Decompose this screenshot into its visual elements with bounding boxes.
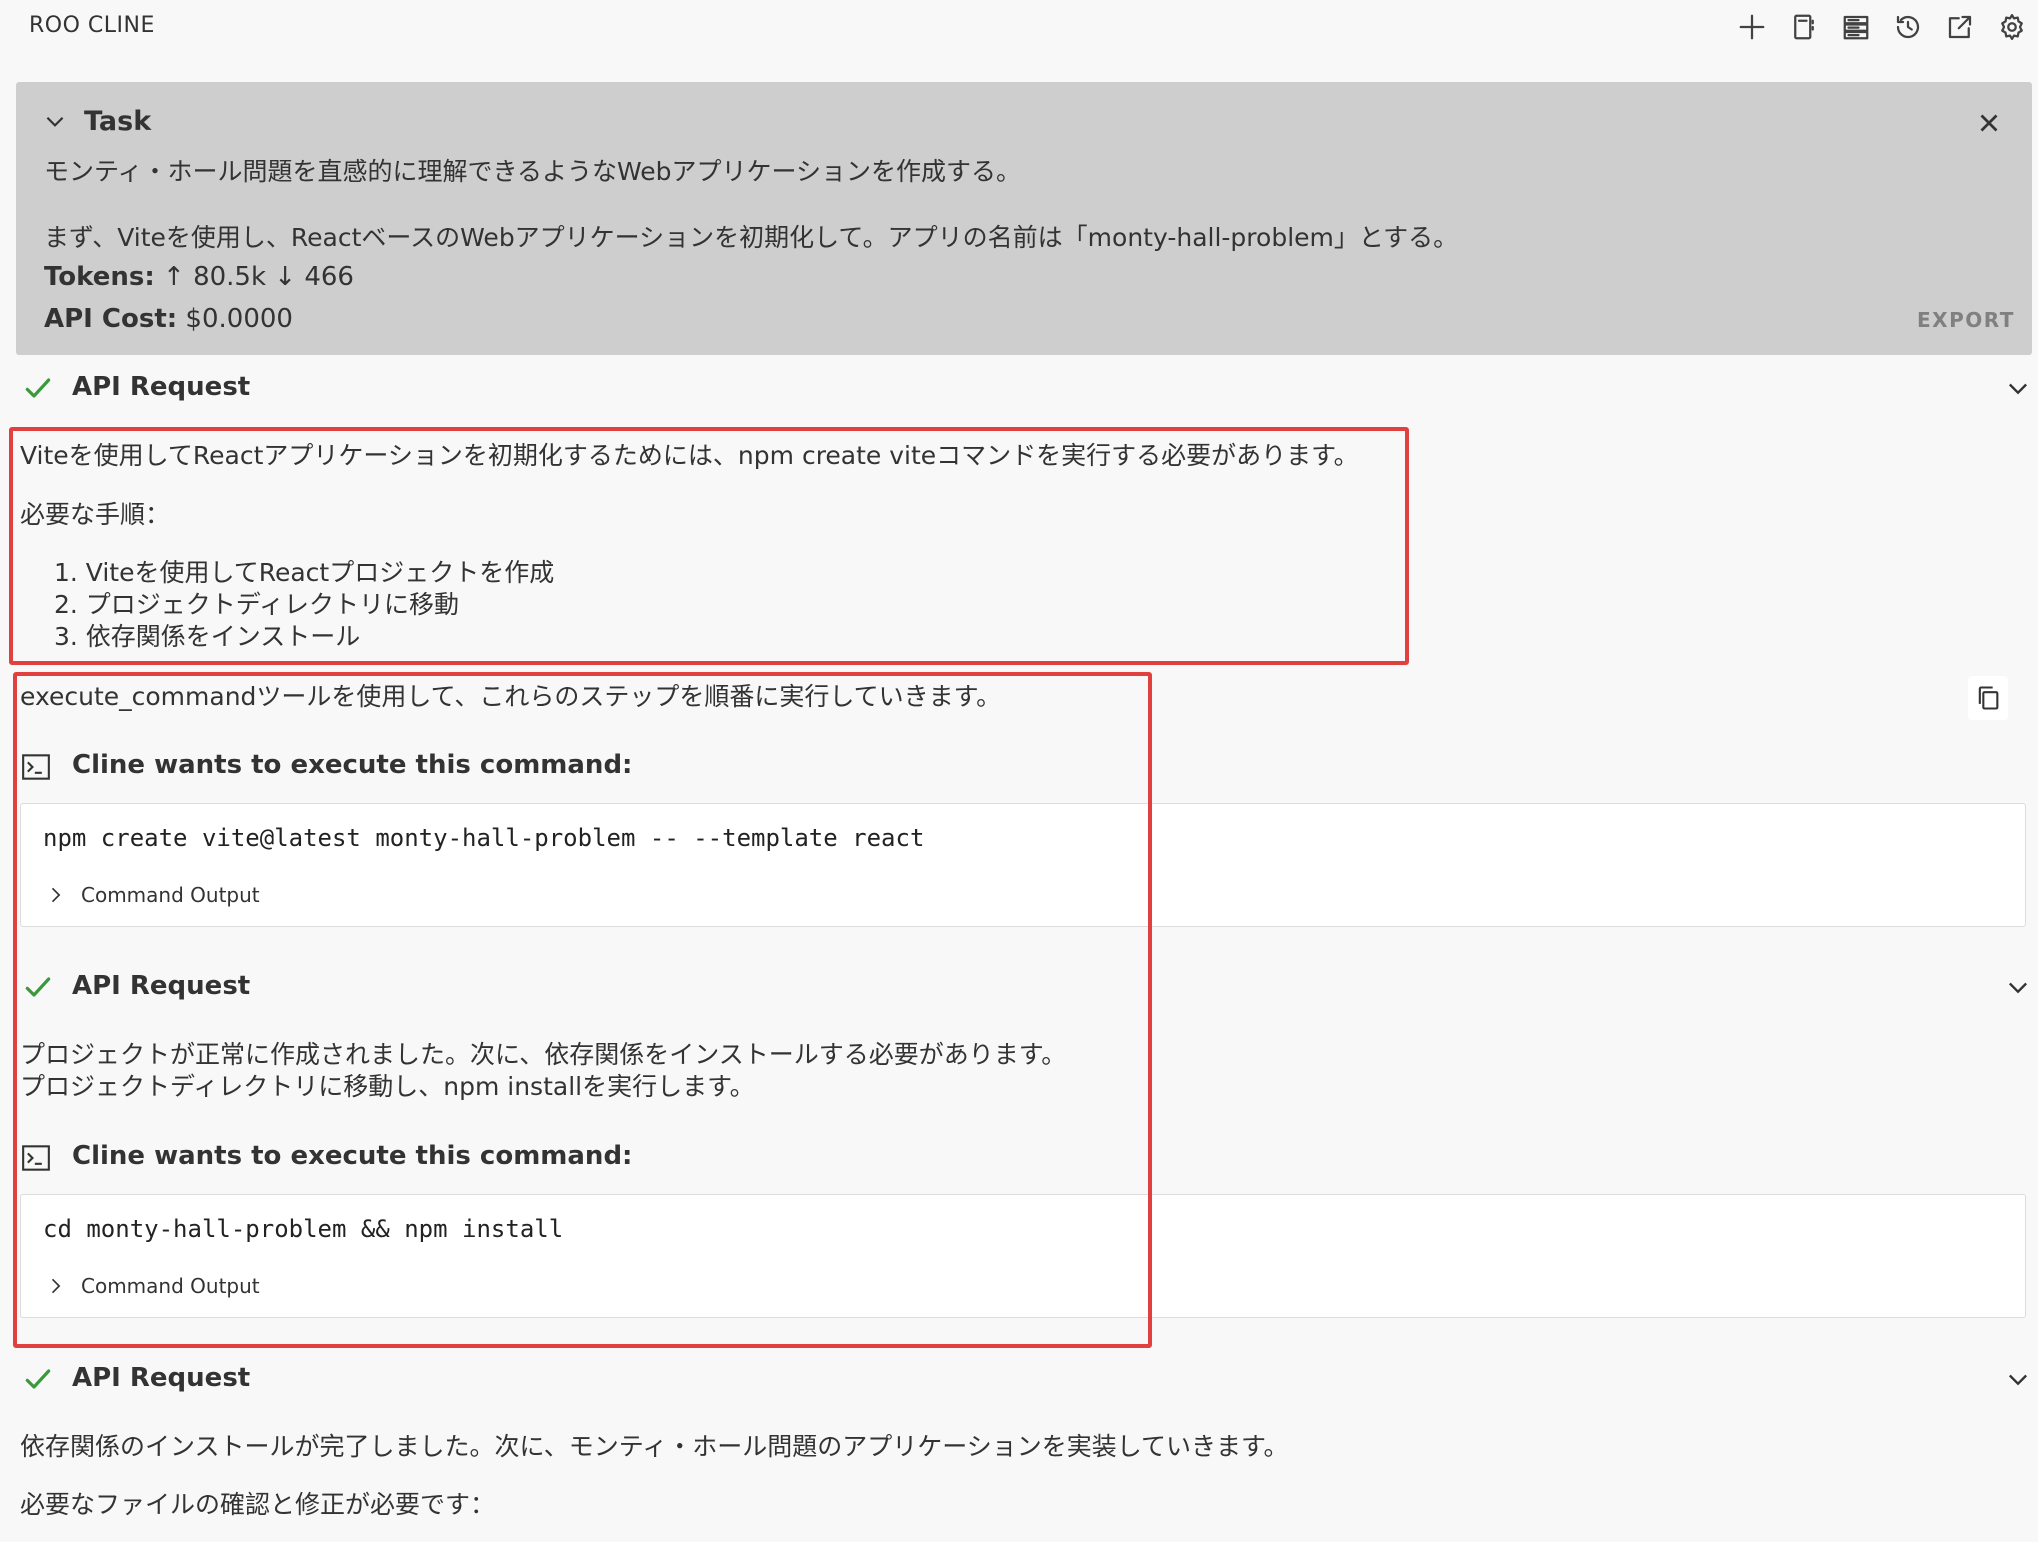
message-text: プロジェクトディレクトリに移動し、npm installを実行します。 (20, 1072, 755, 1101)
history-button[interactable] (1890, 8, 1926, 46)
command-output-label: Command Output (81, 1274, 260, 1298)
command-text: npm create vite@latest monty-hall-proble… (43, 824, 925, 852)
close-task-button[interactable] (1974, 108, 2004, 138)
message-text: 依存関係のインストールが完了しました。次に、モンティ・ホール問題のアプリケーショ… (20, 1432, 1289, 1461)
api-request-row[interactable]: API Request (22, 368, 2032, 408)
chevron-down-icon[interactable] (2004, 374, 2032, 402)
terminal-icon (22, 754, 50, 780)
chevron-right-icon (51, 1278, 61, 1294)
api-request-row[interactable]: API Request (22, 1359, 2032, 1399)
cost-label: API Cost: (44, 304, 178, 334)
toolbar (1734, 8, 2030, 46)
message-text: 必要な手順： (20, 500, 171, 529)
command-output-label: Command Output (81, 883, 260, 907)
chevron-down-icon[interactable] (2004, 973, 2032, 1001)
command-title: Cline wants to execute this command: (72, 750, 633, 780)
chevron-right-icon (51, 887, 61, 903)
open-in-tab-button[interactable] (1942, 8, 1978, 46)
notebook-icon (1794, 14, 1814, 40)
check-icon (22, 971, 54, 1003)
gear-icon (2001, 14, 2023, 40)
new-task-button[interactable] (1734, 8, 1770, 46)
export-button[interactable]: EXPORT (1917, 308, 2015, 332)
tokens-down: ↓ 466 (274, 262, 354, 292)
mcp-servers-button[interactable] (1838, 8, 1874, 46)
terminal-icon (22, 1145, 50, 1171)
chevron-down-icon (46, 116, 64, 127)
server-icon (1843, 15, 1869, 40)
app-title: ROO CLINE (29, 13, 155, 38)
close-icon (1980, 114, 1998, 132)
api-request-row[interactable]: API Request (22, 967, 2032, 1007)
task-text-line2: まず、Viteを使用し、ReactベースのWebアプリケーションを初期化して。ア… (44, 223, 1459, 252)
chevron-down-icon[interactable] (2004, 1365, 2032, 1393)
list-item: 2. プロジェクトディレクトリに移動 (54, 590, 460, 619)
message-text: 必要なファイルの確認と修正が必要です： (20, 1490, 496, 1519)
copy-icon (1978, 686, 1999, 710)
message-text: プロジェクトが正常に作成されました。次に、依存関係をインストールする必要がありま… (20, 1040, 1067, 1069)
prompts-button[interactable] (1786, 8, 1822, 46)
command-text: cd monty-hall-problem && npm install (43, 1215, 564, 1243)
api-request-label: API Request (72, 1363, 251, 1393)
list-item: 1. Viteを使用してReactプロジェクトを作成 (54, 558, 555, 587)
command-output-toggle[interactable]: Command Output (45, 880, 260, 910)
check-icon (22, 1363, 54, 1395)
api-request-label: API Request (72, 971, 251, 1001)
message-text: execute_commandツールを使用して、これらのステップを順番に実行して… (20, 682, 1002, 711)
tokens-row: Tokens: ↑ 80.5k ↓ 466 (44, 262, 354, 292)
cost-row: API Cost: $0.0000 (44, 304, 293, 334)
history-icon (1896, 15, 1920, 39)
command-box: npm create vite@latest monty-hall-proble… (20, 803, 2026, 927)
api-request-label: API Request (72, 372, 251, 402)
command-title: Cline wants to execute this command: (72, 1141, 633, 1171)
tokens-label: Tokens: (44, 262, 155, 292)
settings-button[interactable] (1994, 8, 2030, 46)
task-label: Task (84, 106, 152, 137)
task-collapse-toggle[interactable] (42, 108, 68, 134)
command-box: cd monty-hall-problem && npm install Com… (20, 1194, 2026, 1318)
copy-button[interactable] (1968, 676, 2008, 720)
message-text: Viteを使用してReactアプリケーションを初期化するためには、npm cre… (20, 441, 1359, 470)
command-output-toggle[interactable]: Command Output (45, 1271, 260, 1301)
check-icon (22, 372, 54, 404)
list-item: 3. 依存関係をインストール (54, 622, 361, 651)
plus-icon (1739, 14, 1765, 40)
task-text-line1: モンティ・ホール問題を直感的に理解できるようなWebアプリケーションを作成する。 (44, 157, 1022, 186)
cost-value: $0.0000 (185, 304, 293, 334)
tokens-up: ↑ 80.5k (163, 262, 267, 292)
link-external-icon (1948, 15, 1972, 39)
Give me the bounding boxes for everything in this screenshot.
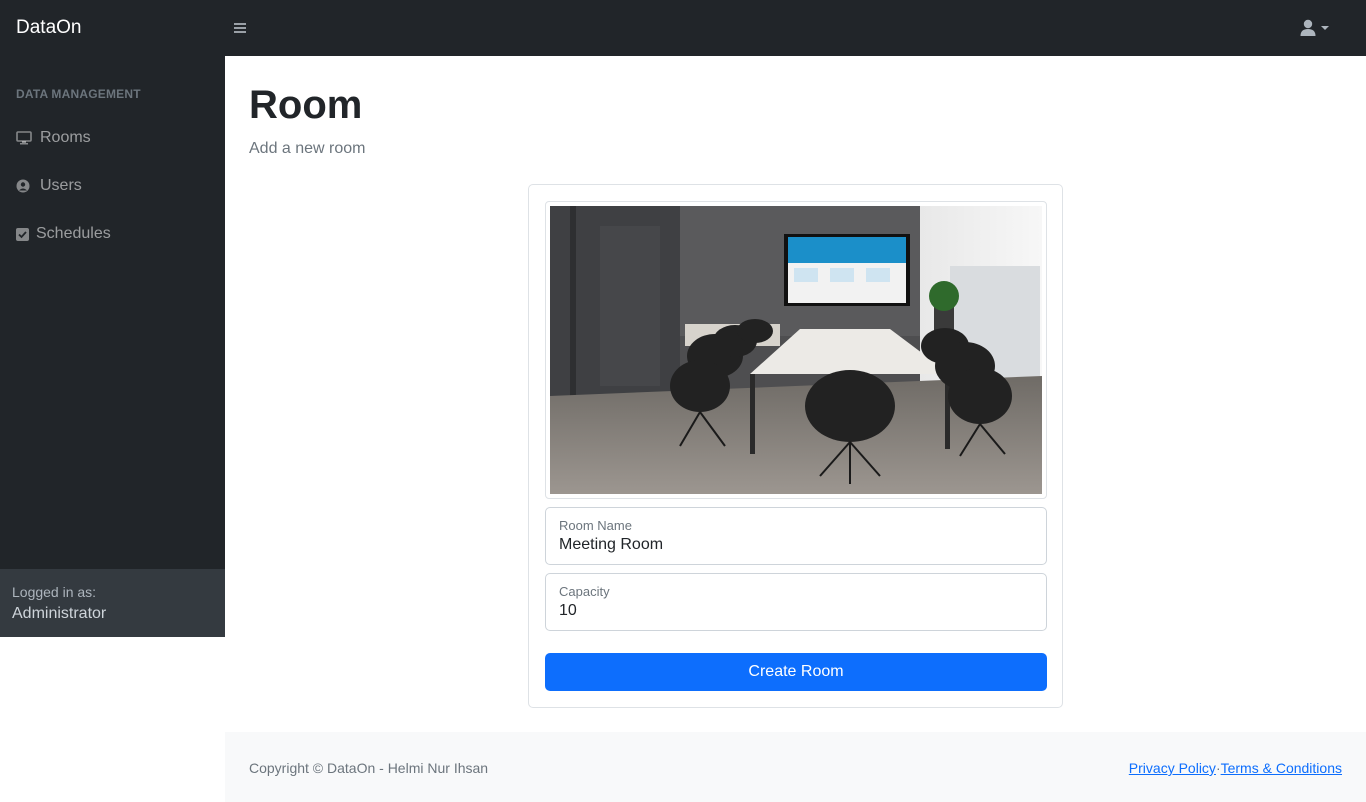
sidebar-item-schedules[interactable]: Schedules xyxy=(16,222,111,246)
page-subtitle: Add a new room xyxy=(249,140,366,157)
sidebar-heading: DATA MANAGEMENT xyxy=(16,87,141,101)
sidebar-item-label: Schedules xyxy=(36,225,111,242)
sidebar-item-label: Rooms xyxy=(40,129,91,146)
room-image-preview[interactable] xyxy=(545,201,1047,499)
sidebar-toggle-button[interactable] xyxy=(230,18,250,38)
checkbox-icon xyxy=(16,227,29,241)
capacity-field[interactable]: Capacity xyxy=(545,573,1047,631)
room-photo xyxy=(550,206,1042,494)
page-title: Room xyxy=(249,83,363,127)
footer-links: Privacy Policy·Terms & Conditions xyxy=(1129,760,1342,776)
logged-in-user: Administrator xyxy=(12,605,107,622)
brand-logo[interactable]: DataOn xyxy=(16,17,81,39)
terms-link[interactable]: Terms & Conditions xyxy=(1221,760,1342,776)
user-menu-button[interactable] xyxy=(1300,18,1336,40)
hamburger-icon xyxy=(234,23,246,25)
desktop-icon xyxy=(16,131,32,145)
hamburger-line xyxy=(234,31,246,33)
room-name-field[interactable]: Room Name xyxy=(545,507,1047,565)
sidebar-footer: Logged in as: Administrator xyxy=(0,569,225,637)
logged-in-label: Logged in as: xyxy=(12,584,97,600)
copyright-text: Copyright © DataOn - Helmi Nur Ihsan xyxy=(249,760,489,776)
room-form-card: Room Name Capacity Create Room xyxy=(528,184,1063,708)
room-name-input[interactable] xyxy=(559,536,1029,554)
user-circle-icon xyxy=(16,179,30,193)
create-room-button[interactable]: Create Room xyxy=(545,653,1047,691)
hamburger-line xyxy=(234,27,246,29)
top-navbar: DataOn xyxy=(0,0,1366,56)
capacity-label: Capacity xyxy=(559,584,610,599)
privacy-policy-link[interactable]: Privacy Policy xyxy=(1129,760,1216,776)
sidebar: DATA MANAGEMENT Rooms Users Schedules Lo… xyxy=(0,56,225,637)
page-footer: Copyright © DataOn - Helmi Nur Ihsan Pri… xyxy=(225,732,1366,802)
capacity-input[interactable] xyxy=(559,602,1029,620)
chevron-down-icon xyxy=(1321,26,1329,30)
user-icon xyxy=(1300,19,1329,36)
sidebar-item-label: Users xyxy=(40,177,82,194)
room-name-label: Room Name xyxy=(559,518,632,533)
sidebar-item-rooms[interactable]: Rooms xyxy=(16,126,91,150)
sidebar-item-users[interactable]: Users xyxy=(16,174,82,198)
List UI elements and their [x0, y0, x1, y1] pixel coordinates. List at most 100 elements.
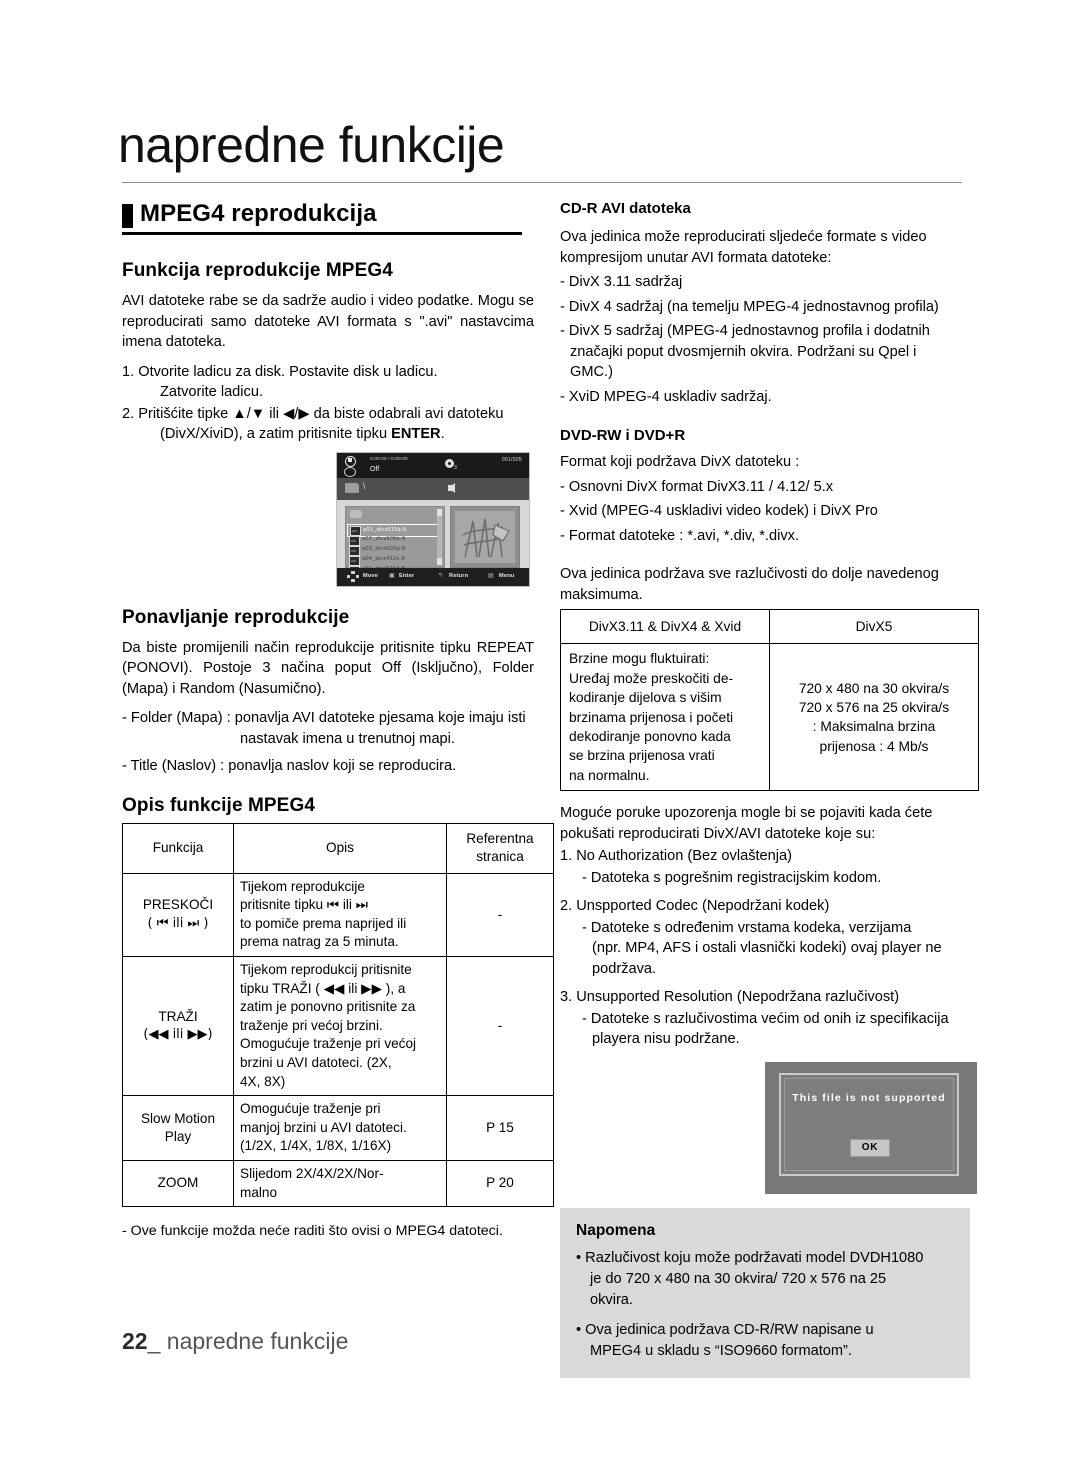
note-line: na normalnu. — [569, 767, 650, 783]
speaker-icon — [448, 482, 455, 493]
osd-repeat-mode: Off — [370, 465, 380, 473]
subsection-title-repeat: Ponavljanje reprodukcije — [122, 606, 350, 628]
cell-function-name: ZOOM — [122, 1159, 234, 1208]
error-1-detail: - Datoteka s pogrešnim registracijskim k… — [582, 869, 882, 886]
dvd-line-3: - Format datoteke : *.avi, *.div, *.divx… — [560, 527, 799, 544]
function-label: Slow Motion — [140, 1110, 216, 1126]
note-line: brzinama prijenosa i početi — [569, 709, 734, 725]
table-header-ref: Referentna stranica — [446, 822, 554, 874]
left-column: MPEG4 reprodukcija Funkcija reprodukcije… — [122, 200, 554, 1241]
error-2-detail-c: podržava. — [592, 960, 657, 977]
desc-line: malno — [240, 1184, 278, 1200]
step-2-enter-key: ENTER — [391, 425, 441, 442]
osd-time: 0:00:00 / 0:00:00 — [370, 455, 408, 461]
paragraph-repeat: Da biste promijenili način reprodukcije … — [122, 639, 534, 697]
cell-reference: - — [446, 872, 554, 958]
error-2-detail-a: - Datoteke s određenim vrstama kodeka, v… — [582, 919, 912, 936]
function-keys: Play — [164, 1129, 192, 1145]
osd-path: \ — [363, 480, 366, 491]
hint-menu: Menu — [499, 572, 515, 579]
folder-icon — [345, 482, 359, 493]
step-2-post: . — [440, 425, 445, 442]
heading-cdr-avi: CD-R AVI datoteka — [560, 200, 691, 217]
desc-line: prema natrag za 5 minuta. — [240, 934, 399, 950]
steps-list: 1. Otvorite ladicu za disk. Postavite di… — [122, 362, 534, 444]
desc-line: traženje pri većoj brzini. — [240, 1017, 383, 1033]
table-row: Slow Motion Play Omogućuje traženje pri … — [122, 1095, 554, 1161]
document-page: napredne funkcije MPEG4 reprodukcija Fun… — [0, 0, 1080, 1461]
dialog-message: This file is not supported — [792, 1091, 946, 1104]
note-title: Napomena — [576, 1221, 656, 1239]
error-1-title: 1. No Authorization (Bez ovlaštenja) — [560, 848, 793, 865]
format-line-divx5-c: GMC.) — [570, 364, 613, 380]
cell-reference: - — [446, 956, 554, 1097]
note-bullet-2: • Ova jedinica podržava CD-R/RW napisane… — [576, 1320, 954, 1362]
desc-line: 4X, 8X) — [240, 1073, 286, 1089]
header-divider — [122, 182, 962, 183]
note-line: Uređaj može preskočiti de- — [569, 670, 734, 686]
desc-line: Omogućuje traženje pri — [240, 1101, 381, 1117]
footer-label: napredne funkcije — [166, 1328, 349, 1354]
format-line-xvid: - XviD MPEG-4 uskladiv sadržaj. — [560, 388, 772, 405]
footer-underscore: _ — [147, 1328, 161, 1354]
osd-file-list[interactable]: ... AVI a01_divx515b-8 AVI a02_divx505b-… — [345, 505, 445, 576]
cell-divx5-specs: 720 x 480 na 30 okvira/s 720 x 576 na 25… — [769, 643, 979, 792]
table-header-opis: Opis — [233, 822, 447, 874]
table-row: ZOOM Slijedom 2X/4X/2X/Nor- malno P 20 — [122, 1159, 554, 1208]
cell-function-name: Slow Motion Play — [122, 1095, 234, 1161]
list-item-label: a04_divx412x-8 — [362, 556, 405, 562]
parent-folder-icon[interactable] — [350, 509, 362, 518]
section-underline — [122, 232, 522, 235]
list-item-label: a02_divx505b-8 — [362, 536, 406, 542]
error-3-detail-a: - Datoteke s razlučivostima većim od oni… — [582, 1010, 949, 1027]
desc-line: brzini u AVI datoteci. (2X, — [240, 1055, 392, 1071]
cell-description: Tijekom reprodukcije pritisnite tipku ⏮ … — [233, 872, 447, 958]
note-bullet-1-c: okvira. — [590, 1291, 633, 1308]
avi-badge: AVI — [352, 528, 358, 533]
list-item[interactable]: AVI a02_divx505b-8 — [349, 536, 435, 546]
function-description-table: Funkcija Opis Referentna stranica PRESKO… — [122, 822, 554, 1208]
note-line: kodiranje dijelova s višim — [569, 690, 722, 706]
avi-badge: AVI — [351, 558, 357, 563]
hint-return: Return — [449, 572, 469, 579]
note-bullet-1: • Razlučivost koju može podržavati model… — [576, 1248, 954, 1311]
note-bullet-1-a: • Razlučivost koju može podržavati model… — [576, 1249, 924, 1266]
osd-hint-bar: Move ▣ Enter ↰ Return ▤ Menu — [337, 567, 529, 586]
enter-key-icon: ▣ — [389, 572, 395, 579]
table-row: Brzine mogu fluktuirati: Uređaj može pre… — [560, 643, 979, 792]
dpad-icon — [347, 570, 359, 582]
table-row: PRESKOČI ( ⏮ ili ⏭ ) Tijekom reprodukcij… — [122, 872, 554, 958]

What you need to do
In the rows from "message-text: プロジェクトディレクトリに移動し、npm installを実行します。" through "export-button[interactable]: EXPORT (1917, 308, 2015, 332)", swap "API Request" for "API Call" and reproduce only those rows with everything else unchanged.

Finished task
message-text: プロジェクトディレクトリに移動し、npm installを実行します。 (20, 1072, 755, 1101)
history-button[interactable] (1890, 8, 1926, 46)
command-output-label: Command Output (81, 1274, 260, 1298)
command-text: npm create vite@latest monty-hall-proble… (43, 824, 925, 852)
close-task-button[interactable] (1974, 108, 2004, 138)
message-text: 依存関係のインストールが完了しました。次に、モンティ・ホール問題のアプリケーショ… (20, 1432, 1289, 1461)
api-request-row[interactable]: API Call (22, 368, 2032, 408)
chevron-down-icon[interactable] (2004, 374, 2032, 402)
terminal-icon (22, 754, 50, 780)
chevron-right-icon (51, 1278, 61, 1294)
api-request-row[interactable]: API Call (22, 1359, 2032, 1399)
cost-label: API Cost: (44, 304, 178, 334)
toolbar (1734, 8, 2030, 46)
message-text: 必要な手順： (20, 500, 171, 529)
command-output-label: Command Output (81, 883, 260, 907)
chevron-down-icon[interactable] (2004, 973, 2032, 1001)
command-title: Cline wants to execute this command: (72, 750, 633, 780)
chevron-right-icon (51, 887, 61, 903)
open-in-tab-button[interactable] (1942, 8, 1978, 46)
notebook-icon (1794, 14, 1814, 40)
check-icon (22, 971, 54, 1003)
gear-icon (2001, 14, 2023, 40)
new-task-button[interactable] (1734, 8, 1770, 46)
export-button[interactable]: EXPORT (1917, 308, 2015, 332)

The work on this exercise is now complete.